---- Entries provided
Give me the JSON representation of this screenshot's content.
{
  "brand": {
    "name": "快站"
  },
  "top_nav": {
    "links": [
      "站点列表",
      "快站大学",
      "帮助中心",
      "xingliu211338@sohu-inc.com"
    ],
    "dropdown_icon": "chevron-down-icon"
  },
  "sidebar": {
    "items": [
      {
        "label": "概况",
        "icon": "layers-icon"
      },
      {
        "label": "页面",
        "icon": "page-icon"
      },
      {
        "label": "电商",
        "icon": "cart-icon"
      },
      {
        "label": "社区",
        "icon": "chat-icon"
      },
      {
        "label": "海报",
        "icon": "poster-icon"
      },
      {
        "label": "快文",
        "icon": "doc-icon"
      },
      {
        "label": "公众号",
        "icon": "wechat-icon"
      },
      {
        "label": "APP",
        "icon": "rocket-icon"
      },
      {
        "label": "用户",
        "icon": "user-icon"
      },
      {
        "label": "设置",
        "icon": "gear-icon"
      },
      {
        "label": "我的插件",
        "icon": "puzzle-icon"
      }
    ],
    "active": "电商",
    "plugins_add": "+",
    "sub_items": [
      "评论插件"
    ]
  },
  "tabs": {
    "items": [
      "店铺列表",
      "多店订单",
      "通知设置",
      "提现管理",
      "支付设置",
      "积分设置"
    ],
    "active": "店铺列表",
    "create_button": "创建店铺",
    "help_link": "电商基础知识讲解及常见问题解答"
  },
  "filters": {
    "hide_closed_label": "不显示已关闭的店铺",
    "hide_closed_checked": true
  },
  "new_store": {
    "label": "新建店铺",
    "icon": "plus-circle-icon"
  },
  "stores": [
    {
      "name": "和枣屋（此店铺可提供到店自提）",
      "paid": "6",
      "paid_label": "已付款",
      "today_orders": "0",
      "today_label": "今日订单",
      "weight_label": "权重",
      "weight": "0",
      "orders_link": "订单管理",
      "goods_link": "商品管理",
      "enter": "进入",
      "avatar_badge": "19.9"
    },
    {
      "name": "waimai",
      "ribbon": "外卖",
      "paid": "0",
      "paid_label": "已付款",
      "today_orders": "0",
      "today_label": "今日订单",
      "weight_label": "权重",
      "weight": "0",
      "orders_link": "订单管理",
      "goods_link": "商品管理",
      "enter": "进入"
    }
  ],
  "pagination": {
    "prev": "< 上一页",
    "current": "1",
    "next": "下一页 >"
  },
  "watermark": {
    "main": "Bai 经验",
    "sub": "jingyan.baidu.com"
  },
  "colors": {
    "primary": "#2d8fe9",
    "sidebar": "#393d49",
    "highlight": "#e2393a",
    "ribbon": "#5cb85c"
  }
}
--------
- **What to do**: Extract every entry in the listing word for word.

- **Exercise answer**:
Give me the JSON representation of this screenshot's content.
{
  "brand": {
    "name": "快站"
  },
  "top_nav": {
    "links": [
      "站点列表",
      "快站大学",
      "帮助中心",
      "xingliu211338@sohu-inc.com"
    ],
    "dropdown_icon": "chevron-down-icon"
  },
  "sidebar": {
    "items": [
      {
        "label": "概况",
        "icon": "layers-icon"
      },
      {
        "label": "页面",
        "icon": "page-icon"
      },
      {
        "label": "电商",
        "icon": "cart-icon"
      },
      {
        "label": "社区",
        "icon": "chat-icon"
      },
      {
        "label": "海报",
        "icon": "poster-icon"
      },
      {
        "label": "快文",
        "icon": "doc-icon"
      },
      {
        "label": "公众号",
        "icon": "wechat-icon"
      },
      {
        "label": "APP",
        "icon": "rocket-icon"
      },
      {
        "label": "用户",
        "icon": "user-icon"
      },
      {
        "label": "设置",
        "icon": "gear-icon"
      },
      {
        "label": "我的插件",
        "icon": "puzzle-icon"
      }
    ],
    "active": "电商",
    "plugins_add": "+",
    "sub_items": [
      "评论插件"
    ]
  },
  "tabs": {
    "items": [
      "店铺列表",
      "多店订单",
      "通知设置",
      "提现管理",
      "支付设置",
      "积分设置"
    ],
    "active": "店铺列表",
    "create_button": "创建店铺",
    "help_link": "电商基础知识讲解及常见问题解答"
  },
  "filters": {
    "hide_closed_label": "不显示已关闭的店铺",
    "hide_closed_checked": true
  },
  "new_store": {
    "label": "新建店铺",
    "icon": "plus-circle-icon"
  },
  "stores": [
    {
      "name": "和枣屋（此店铺可提供到店自提）",
      "paid": "6",
      "paid_label": "已付款",
      "today_orders": "0",
      "today_label": "今日订单",
      "weight_label": "权重",
      "weight": "0",
      "orders_link": "订单管理",
      "goods_link": "商品管理",
      "enter": "进入",
      "avatar_badge": "19.9"
    },
    {
      "name": "waimai",
      "ribbon": "外卖",
      "paid": "0",
      "paid_label": "已付款",
      "today_orders": "0",
      "today_label": "今日订单",
      "weight_label": "权重",
      "weight": "0",
      "orders_link": "订单管理",
      "goods_link": "商品管理",
      "enter": "进入"
    }
  ],
  "pagination": {
    "prev": "< 上一页",
    "current": "1",
    "next": "下一页 >"
  },
  "watermark": {
    "main": "Bai 经验",
    "sub": "jingyan.baidu.com"
  },
  "colors": {
    "primary": "#2d8fe9",
    "sidebar": "#393d49",
    "highlight": "#e2393a",
    "ribbon": "#5cb85c"
  }
}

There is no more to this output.